■ Task goal
Rewrite all of the data below with "screenshot" replaced by "image" and nothing else changed. Don't include the pictures.

■ Material to process
begin

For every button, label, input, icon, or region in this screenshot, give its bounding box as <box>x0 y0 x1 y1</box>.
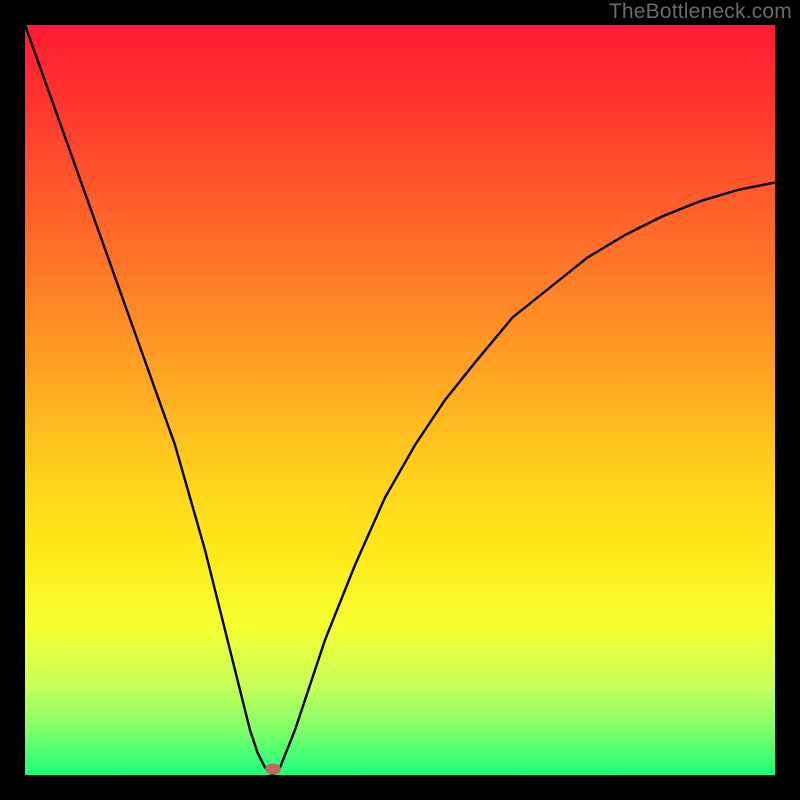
target-point-marker <box>265 764 281 775</box>
curve-svg <box>25 25 775 775</box>
watermark-text: TheBottleneck.com <box>609 0 792 24</box>
chart-frame: TheBottleneck.com <box>0 0 800 800</box>
bottleneck-curve <box>25 25 775 775</box>
plot-area <box>25 25 775 775</box>
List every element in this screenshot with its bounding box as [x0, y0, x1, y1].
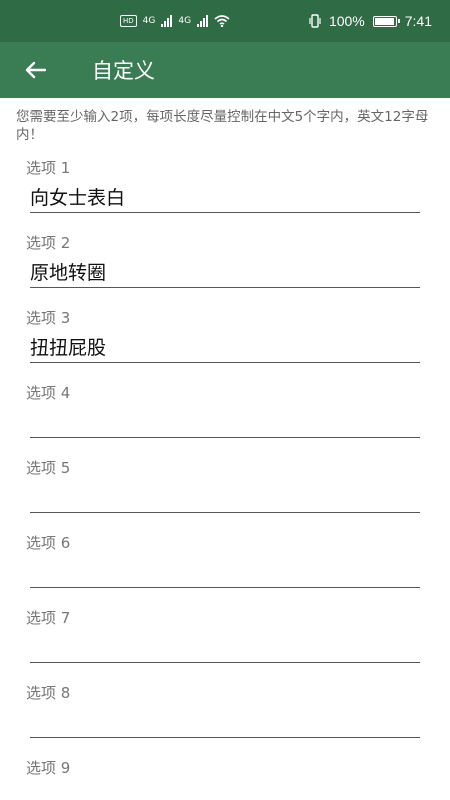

end

■ Output for this task
For every button, label, input, icon, or region in this image, give its bounding box as <box>x0 y0 x1 y1</box>.
target-point-marker <box>265 764 281 775</box>
curve-svg <box>25 25 775 775</box>
watermark-text: TheBottleneck.com <box>609 0 792 24</box>
chart-frame: TheBottleneck.com <box>0 0 800 800</box>
bottleneck-curve <box>25 25 775 775</box>
plot-area <box>25 25 775 775</box>
List every element in this image with its bounding box as [x0, y0, x1, y1].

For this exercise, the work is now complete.